→ **EXERCISE DETAILS**
Without including any images, reproduce each entry exactly.

Data excerpts
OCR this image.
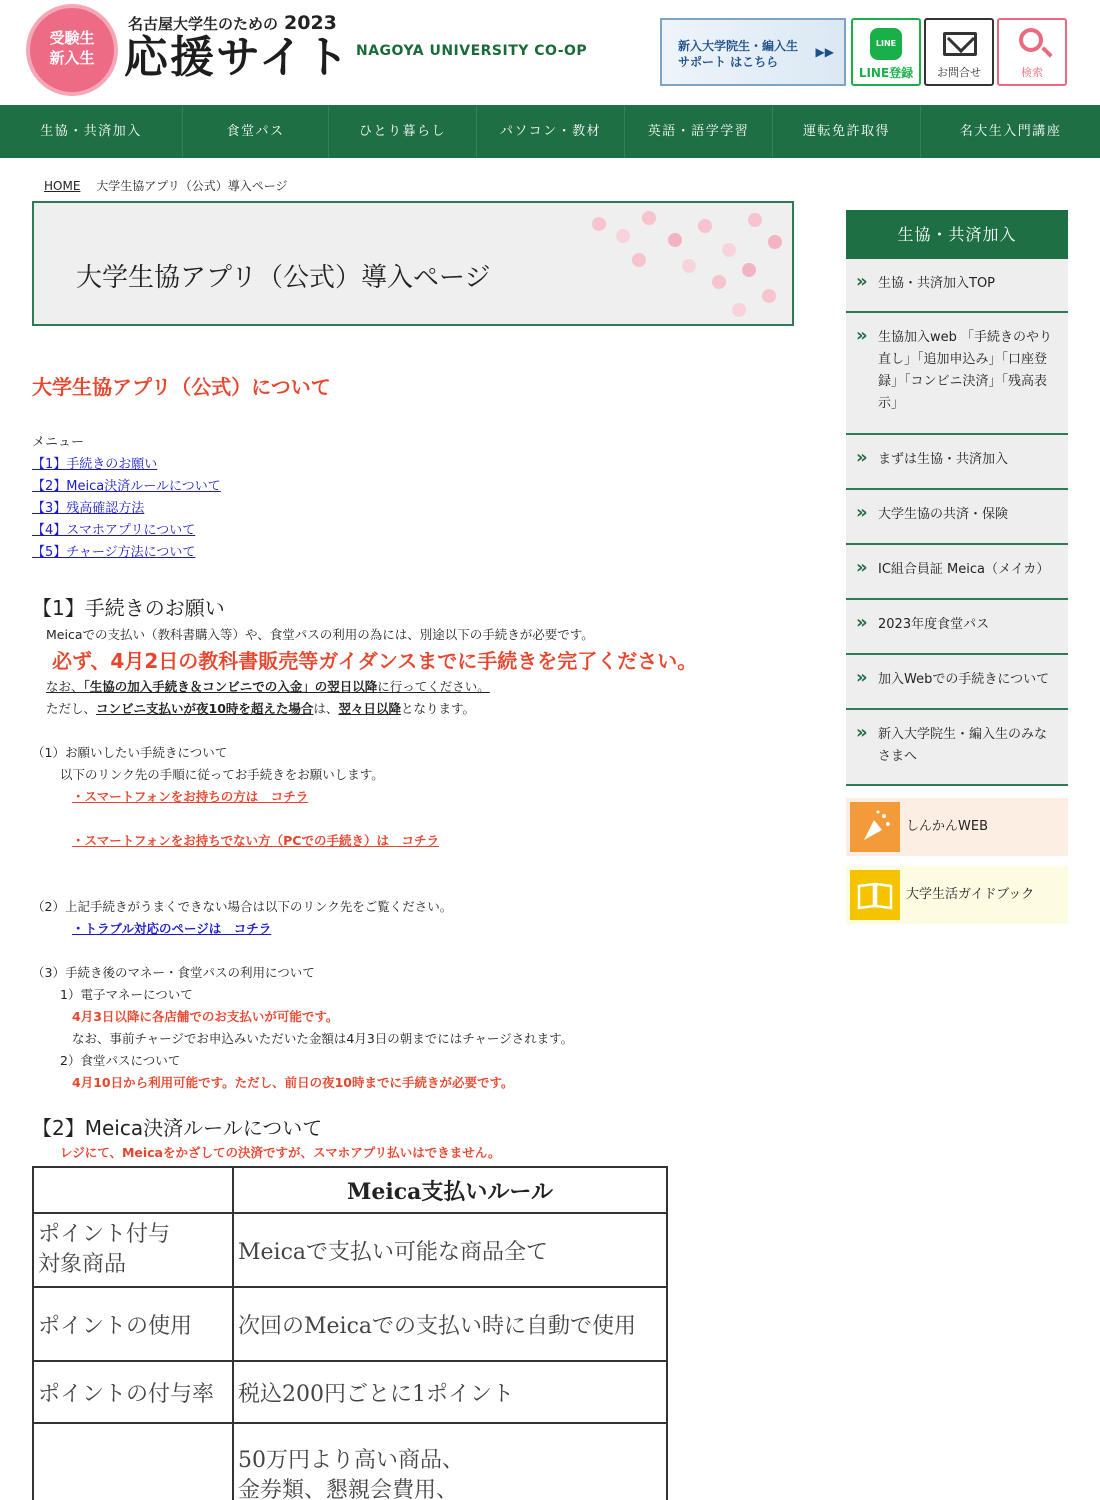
受験生
新入生
名古屋大学生のための 2023
応援サイト NAGOYA UNIVERSITY CO-OP	新入大学院生・編入生
サポート はこちら
▶▶
LINE
LINE登録	お問合せ	検索
生協・共済加入	食堂パス	ひとり暮らし	パソコン・教材	英語・語学学習	運転免許取得	名大生入門講座
HOME 大学生協アプリ（公式）導入ページ
大学生協アプリ（公式）導入ページ
大学生協アプリ（公式）について
メニュー
【1】手続きのお願い
【2】Meica決済ルールについて
【3】残高確認方法
【4】スマホアプリについて
【5】チャージ方法について
【1】手続きのお願い
Meicaでの支払い（教科書購入等）や、食堂パスの利用の為には、別途以下の手続きが必要です。
必ず、4月2日の教科書販売等ガイダンスまでに手続きを完了ください。
なお、「生協の加入手続き＆コンビニでの入金」の翌日以降に行ってください。
ただし、コンビニ支払いが夜10時を超えた場合は、翌々日以降となります。
（1）お願いしたい手続きについて
以下のリンク先の手順に従ってお手続きをお願いします。
・スマートフォンをお持ちの方は　コチラ
・スマートフォンをお持ちでない方（PCでの手続き）は　コチラ
（2）上記手続きがうまくできない場合は以下のリンク先をご覧ください。
・トラブル対応のページは　コチラ
（3）手続き後のマネー・食堂パスの利用について
1）電子マネーについて
4月3日以降に各店舗でのお支払いが可能です。
なお、事前チャージでお申込みいただいた金額は4月3日の朝までにはチャージされます。
2）食堂パスについて
4月10日から利用可能です。ただし、前日の夜10時までに手続きが必要です。
【2】Meica決済ルールについて
レジにて、Meicaをかざしての決済ですが、スマホアプリ払いはできません。
	Meica支払いルール
ポイント付与
対象商品	Meicaで支払い可能な商品全て
ポイントの使用	次回のMeicaでの支払い時に自動で使用
ポイントの付与率	税込200円ごとに1ポイント
	50万円より高い商品、
金券類、懇親会費用、
生協・共済加入
» 生協・共済加入TOP
» 生協加入web 「手続きのやり直し」「追加申込み」「口座登録」「コンビニ決済」「残高表示」
» まずは生協・共済加入
» 大学生協の共済・保険
» IC組合員証 Meica（メイカ）
» 2023年度食堂パス
» 加入Webでの手続きについて
» 新入大学院生・編入生のみなさまへ
しんかんWEB
大学生活ガイドブック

→ **TASK ANSWER**
OCR this image.
受験生
新入生
名古屋大学生のための 2023
応援サイト NAGOYA UNIVERSITY CO-OP	新入大学院生・編入生
サポート はこちら
▶▶
LINE
LINE登録	お問合せ	検索
生協・共済加入	食堂パス	ひとり暮らし	パソコン・教材	英語・語学学習	運転免許取得	名大生入門講座
HOME 大学生協アプリ（公式）導入ページ
大学生協アプリ（公式）導入ページ
大学生協アプリ（公式）について
メニュー
【1】手続きのお願い
【2】Meica決済ルールについて
【3】残高確認方法
【4】スマホアプリについて
【5】チャージ方法について
【1】手続きのお願い
Meicaでの支払い（教科書購入等）や、食堂パスの利用の為には、別途以下の手続きが必要です。
必ず、4月2日の教科書販売等ガイダンスまでに手続きを完了ください。
なお、「生協の加入手続き＆コンビニでの入金」の翌日以降に行ってください。
ただし、コンビニ支払いが夜10時を超えた場合は、翌々日以降となります。
（1）お願いしたい手続きについて
以下のリンク先の手順に従ってお手続きをお願いします。
・スマートフォンをお持ちの方は　コチラ
・スマートフォンをお持ちでない方（PCでの手続き）は　コチラ
（2）上記手続きがうまくできない場合は以下のリンク先をご覧ください。
・トラブル対応のページは　コチラ
（3）手続き後のマネー・食堂パスの利用について
1）電子マネーについて
4月3日以降に各店舗でのお支払いが可能です。
なお、事前チャージでお申込みいただいた金額は4月3日の朝までにはチャージされます。
2）食堂パスについて
4月10日から利用可能です。ただし、前日の夜10時までに手続きが必要です。
【2】Meica決済ルールについて
レジにて、Meicaをかざしての決済ですが、スマホアプリ払いはできません。
	Meica支払いルール
ポイント付与
対象商品	Meicaで支払い可能な商品全て
ポイントの使用	次回のMeicaでの支払い時に自動で使用
ポイントの付与率	税込200円ごとに1ポイント
	50万円より高い商品、
金券類、懇親会費用、
生協・共済加入
» 生協・共済加入TOP
» 生協加入web 「手続きのやり直し」「追加申込み」「口座登録」「コンビニ決済」「残高表示」
» まずは生協・共済加入
» 大学生協の共済・保険
» IC組合員証 Meica（メイカ）
» 2023年度食堂パス
» 加入Webでの手続きについて
» 新入大学院生・編入生のみなさまへ
しんかんWEB
大学生活ガイドブック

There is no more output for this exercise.